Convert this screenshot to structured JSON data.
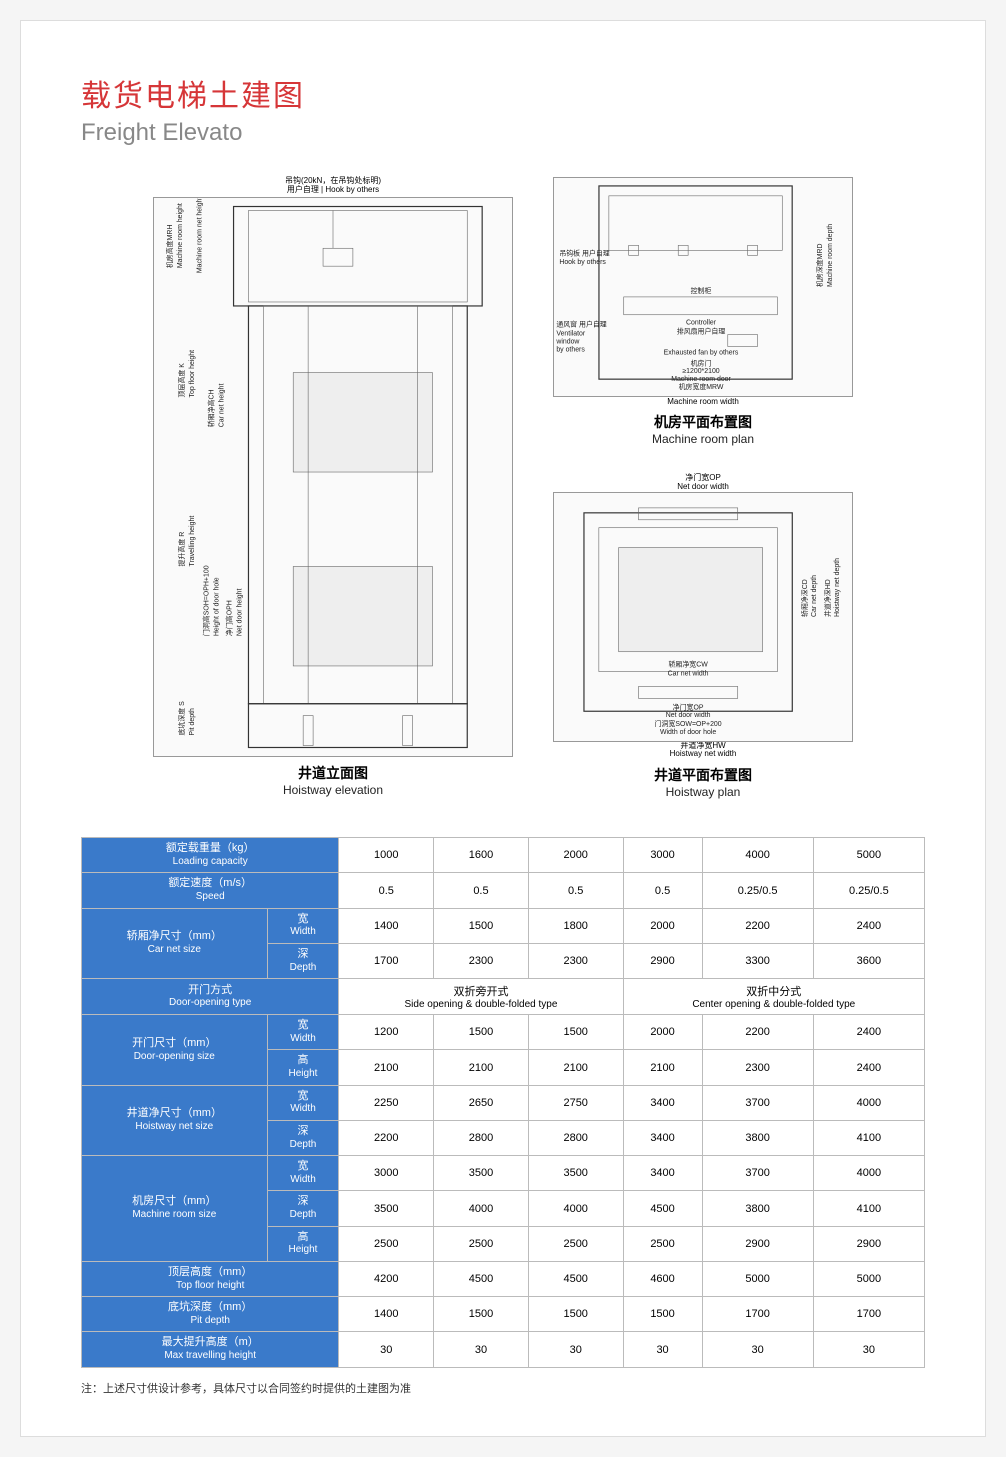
{
  "title": {
    "cn": "载货电梯土建图",
    "en": "Freight Elevato"
  },
  "diagrams": {
    "hoistway_elevation": {
      "caption_cn": "井道立面图",
      "caption_en": "Hoistway elevation"
    },
    "machine_room_plan": {
      "caption_cn": "机房平面布置图",
      "caption_en": "Machine room plan"
    },
    "hoistway_plan": {
      "caption_cn": "井道平面布置图",
      "caption_en": "Hoistway plan"
    },
    "labels": {
      "hook": {
        "cn": "吊钩(20kN，在吊钩处标明)",
        "en_cn": "用户自理",
        "en": "Hook by others"
      },
      "mrh": {
        "cn": "机房高度MRH",
        "en": "Machine room height"
      },
      "mrnh": {
        "cn": "机房净高",
        "en": "Machine room net height"
      },
      "mrd": {
        "cn": "机房深度MRD",
        "en": "Machine room depth"
      },
      "mrw": {
        "cn": "机房宽度MRW",
        "en": "Machine room width"
      },
      "mrdoor": {
        "cn": "机房门",
        "size": "≥1200*2100",
        "en": "Machine room door"
      },
      "ctrl": {
        "cn": "控制柜",
        "en": "Controller"
      },
      "vent": {
        "cn": "通风窗 用户自理",
        "en": "Ventilator window by others"
      },
      "fan": {
        "cn": "排风扇用户自理",
        "en": "Exhausted fan by others"
      },
      "hook2": {
        "cn": "吊钩板 用户自理",
        "en": "Hook by others"
      },
      "k": {
        "cn": "顶层高度 K",
        "en": "Top floor height"
      },
      "ch": {
        "cn": "轿厢净高CH",
        "en": "Car net height"
      },
      "r": {
        "cn": "提升高度 R",
        "en": "Travelling height"
      },
      "soh": {
        "cn": "门洞高SOH=OPH+100",
        "en": "Height of door hole"
      },
      "oph": {
        "cn": "净门高OPH",
        "en": "Net door height"
      },
      "s": {
        "cn": "底坑深度 S",
        "en": "Pit depth"
      },
      "op": {
        "cn": "净门宽OP",
        "en": "Net door width"
      },
      "cw": {
        "cn": "轿厢净宽CW",
        "en": "Car net width"
      },
      "cd": {
        "cn": "轿厢净深CD",
        "en": "Car net depth"
      },
      "hd": {
        "cn": "井道净深HD",
        "en": "Hoistway net depth"
      },
      "hw": {
        "cn": "井道净宽HW",
        "en": "Hoistway net width"
      },
      "sow": {
        "cn": "门洞宽SOW=OP+200",
        "en": "Width of door hole"
      }
    }
  },
  "styling": {
    "page_bg": "#ffffff",
    "title_cn_color": "#d63638",
    "title_en_color": "#888888",
    "header_bg": "#3a7aca",
    "header_text": "#ffffff",
    "border_color": "#bbbbbb",
    "diagram_line": "#666666",
    "title_cn_fontsize": 30,
    "title_en_fontsize": 24,
    "table_fontsize": 11
  },
  "table": {
    "rows": [
      {
        "label_cn": "额定载重量（kg）",
        "label_en": "Loading capacity",
        "sub": null,
        "values": [
          "1000",
          "1600",
          "2000",
          "3000",
          "4000",
          "5000"
        ]
      },
      {
        "label_cn": "额定速度（m/s）",
        "label_en": "Speed",
        "sub": null,
        "values": [
          "0.5",
          "0.5",
          "0.5",
          "0.5",
          "0.25/0.5",
          "0.25/0.5"
        ]
      },
      {
        "group": "轿厢净尺寸（mm）",
        "group_en": "Car net size",
        "subs": [
          {
            "cn": "宽",
            "en": "Width",
            "values": [
              "1400",
              "1500",
              "1800",
              "2000",
              "2200",
              "2400"
            ]
          },
          {
            "cn": "深",
            "en": "Depth",
            "values": [
              "1700",
              "2300",
              "2300",
              "2900",
              "3300",
              "3600"
            ]
          }
        ]
      },
      {
        "label_cn": "开门方式",
        "label_en": "Door-opening type",
        "sub": null,
        "merged": [
          {
            "span": 3,
            "cn": "双折旁开式",
            "en": "Side opening & double-folded type"
          },
          {
            "span": 3,
            "cn": "双折中分式",
            "en": "Center opening & double-folded type"
          }
        ]
      },
      {
        "group": "开门尺寸（mm）",
        "group_en": "Door-opening size",
        "subs": [
          {
            "cn": "宽",
            "en": "Width",
            "values": [
              "1200",
              "1500",
              "1500",
              "2000",
              "2200",
              "2400"
            ]
          },
          {
            "cn": "高",
            "en": "Height",
            "values": [
              "2100",
              "2100",
              "2100",
              "2100",
              "2300",
              "2400"
            ]
          }
        ]
      },
      {
        "group": "井道净尺寸（mm）",
        "group_en": "Hoistway net size",
        "subs": [
          {
            "cn": "宽",
            "en": "Width",
            "values": [
              "2250",
              "2650",
              "2750",
              "3400",
              "3700",
              "4000"
            ]
          },
          {
            "cn": "深",
            "en": "Depth",
            "values": [
              "2200",
              "2800",
              "2800",
              "3400",
              "3800",
              "4100"
            ]
          }
        ]
      },
      {
        "group": "机房尺寸（mm）",
        "group_en": "Machine room size",
        "subs": [
          {
            "cn": "宽",
            "en": "Width",
            "values": [
              "3000",
              "3500",
              "3500",
              "3400",
              "3700",
              "4000"
            ]
          },
          {
            "cn": "深",
            "en": "Depth",
            "values": [
              "3500",
              "4000",
              "4000",
              "4500",
              "3800",
              "4100"
            ]
          },
          {
            "cn": "高",
            "en": "Height",
            "values": [
              "2500",
              "2500",
              "2500",
              "2500",
              "2900",
              "2900"
            ]
          }
        ]
      },
      {
        "label_cn": "顶层高度（mm）",
        "label_en": "Top floor height",
        "sub": null,
        "values": [
          "4200",
          "4500",
          "4500",
          "4600",
          "5000",
          "5000"
        ]
      },
      {
        "label_cn": "底坑深度（mm）",
        "label_en": "Pit depth",
        "sub": null,
        "values": [
          "1400",
          "1500",
          "1500",
          "1500",
          "1700",
          "1700"
        ]
      },
      {
        "label_cn": "最大提升高度（m）",
        "label_en": "Max travelling height",
        "sub": null,
        "values": [
          "30",
          "30",
          "30",
          "30",
          "30",
          "30"
        ]
      }
    ]
  },
  "note": "注：上述尺寸供设计参考，具体尺寸以合同签约时提供的土建图为准"
}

#### SHORT PROBLEM:
Using the material above, retype each entry exactly and omit the pictures.

#### REPLY:
Convert this screenshot to structured JSON data.
{
  "title": {
    "cn": "载货电梯土建图",
    "en": "Freight Elevato"
  },
  "diagrams": {
    "hoistway_elevation": {
      "caption_cn": "井道立面图",
      "caption_en": "Hoistway elevation"
    },
    "machine_room_plan": {
      "caption_cn": "机房平面布置图",
      "caption_en": "Machine room plan"
    },
    "hoistway_plan": {
      "caption_cn": "井道平面布置图",
      "caption_en": "Hoistway plan"
    },
    "labels": {
      "hook": {
        "cn": "吊钩(20kN，在吊钩处标明)",
        "en_cn": "用户自理",
        "en": "Hook by others"
      },
      "mrh": {
        "cn": "机房高度MRH",
        "en": "Machine room height"
      },
      "mrnh": {
        "cn": "机房净高",
        "en": "Machine room net height"
      },
      "mrd": {
        "cn": "机房深度MRD",
        "en": "Machine room depth"
      },
      "mrw": {
        "cn": "机房宽度MRW",
        "en": "Machine room width"
      },
      "mrdoor": {
        "cn": "机房门",
        "size": "≥1200*2100",
        "en": "Machine room door"
      },
      "ctrl": {
        "cn": "控制柜",
        "en": "Controller"
      },
      "vent": {
        "cn": "通风窗 用户自理",
        "en": "Ventilator window by others"
      },
      "fan": {
        "cn": "排风扇用户自理",
        "en": "Exhausted fan by others"
      },
      "hook2": {
        "cn": "吊钩板 用户自理",
        "en": "Hook by others"
      },
      "k": {
        "cn": "顶层高度 K",
        "en": "Top floor height"
      },
      "ch": {
        "cn": "轿厢净高CH",
        "en": "Car net height"
      },
      "r": {
        "cn": "提升高度 R",
        "en": "Travelling height"
      },
      "soh": {
        "cn": "门洞高SOH=OPH+100",
        "en": "Height of door hole"
      },
      "oph": {
        "cn": "净门高OPH",
        "en": "Net door height"
      },
      "s": {
        "cn": "底坑深度 S",
        "en": "Pit depth"
      },
      "op": {
        "cn": "净门宽OP",
        "en": "Net door width"
      },
      "cw": {
        "cn": "轿厢净宽CW",
        "en": "Car net width"
      },
      "cd": {
        "cn": "轿厢净深CD",
        "en": "Car net depth"
      },
      "hd": {
        "cn": "井道净深HD",
        "en": "Hoistway net depth"
      },
      "hw": {
        "cn": "井道净宽HW",
        "en": "Hoistway net width"
      },
      "sow": {
        "cn": "门洞宽SOW=OP+200",
        "en": "Width of door hole"
      }
    }
  },
  "styling": {
    "page_bg": "#ffffff",
    "title_cn_color": "#d63638",
    "title_en_color": "#888888",
    "header_bg": "#3a7aca",
    "header_text": "#ffffff",
    "border_color": "#bbbbbb",
    "diagram_line": "#666666",
    "title_cn_fontsize": 30,
    "title_en_fontsize": 24,
    "table_fontsize": 11
  },
  "table": {
    "rows": [
      {
        "label_cn": "额定载重量（kg）",
        "label_en": "Loading capacity",
        "sub": null,
        "values": [
          "1000",
          "1600",
          "2000",
          "3000",
          "4000",
          "5000"
        ]
      },
      {
        "label_cn": "额定速度（m/s）",
        "label_en": "Speed",
        "sub": null,
        "values": [
          "0.5",
          "0.5",
          "0.5",
          "0.5",
          "0.25/0.5",
          "0.25/0.5"
        ]
      },
      {
        "group": "轿厢净尺寸（mm）",
        "group_en": "Car net size",
        "subs": [
          {
            "cn": "宽",
            "en": "Width",
            "values": [
              "1400",
              "1500",
              "1800",
              "2000",
              "2200",
              "2400"
            ]
          },
          {
            "cn": "深",
            "en": "Depth",
            "values": [
              "1700",
              "2300",
              "2300",
              "2900",
              "3300",
              "3600"
            ]
          }
        ]
      },
      {
        "label_cn": "开门方式",
        "label_en": "Door-opening type",
        "sub": null,
        "merged": [
          {
            "span": 3,
            "cn": "双折旁开式",
            "en": "Side opening & double-folded type"
          },
          {
            "span": 3,
            "cn": "双折中分式",
            "en": "Center opening & double-folded type"
          }
        ]
      },
      {
        "group": "开门尺寸（mm）",
        "group_en": "Door-opening size",
        "subs": [
          {
            "cn": "宽",
            "en": "Width",
            "values": [
              "1200",
              "1500",
              "1500",
              "2000",
              "2200",
              "2400"
            ]
          },
          {
            "cn": "高",
            "en": "Height",
            "values": [
              "2100",
              "2100",
              "2100",
              "2100",
              "2300",
              "2400"
            ]
          }
        ]
      },
      {
        "group": "井道净尺寸（mm）",
        "group_en": "Hoistway net size",
        "subs": [
          {
            "cn": "宽",
            "en": "Width",
            "values": [
              "2250",
              "2650",
              "2750",
              "3400",
              "3700",
              "4000"
            ]
          },
          {
            "cn": "深",
            "en": "Depth",
            "values": [
              "2200",
              "2800",
              "2800",
              "3400",
              "3800",
              "4100"
            ]
          }
        ]
      },
      {
        "group": "机房尺寸（mm）",
        "group_en": "Machine room size",
        "subs": [
          {
            "cn": "宽",
            "en": "Width",
            "values": [
              "3000",
              "3500",
              "3500",
              "3400",
              "3700",
              "4000"
            ]
          },
          {
            "cn": "深",
            "en": "Depth",
            "values": [
              "3500",
              "4000",
              "4000",
              "4500",
              "3800",
              "4100"
            ]
          },
          {
            "cn": "高",
            "en": "Height",
            "values": [
              "2500",
              "2500",
              "2500",
              "2500",
              "2900",
              "2900"
            ]
          }
        ]
      },
      {
        "label_cn": "顶层高度（mm）",
        "label_en": "Top floor height",
        "sub": null,
        "values": [
          "4200",
          "4500",
          "4500",
          "4600",
          "5000",
          "5000"
        ]
      },
      {
        "label_cn": "底坑深度（mm）",
        "label_en": "Pit depth",
        "sub": null,
        "values": [
          "1400",
          "1500",
          "1500",
          "1500",
          "1700",
          "1700"
        ]
      },
      {
        "label_cn": "最大提升高度（m）",
        "label_en": "Max travelling height",
        "sub": null,
        "values": [
          "30",
          "30",
          "30",
          "30",
          "30",
          "30"
        ]
      }
    ]
  },
  "note": "注：上述尺寸供设计参考，具体尺寸以合同签约时提供的土建图为准"
}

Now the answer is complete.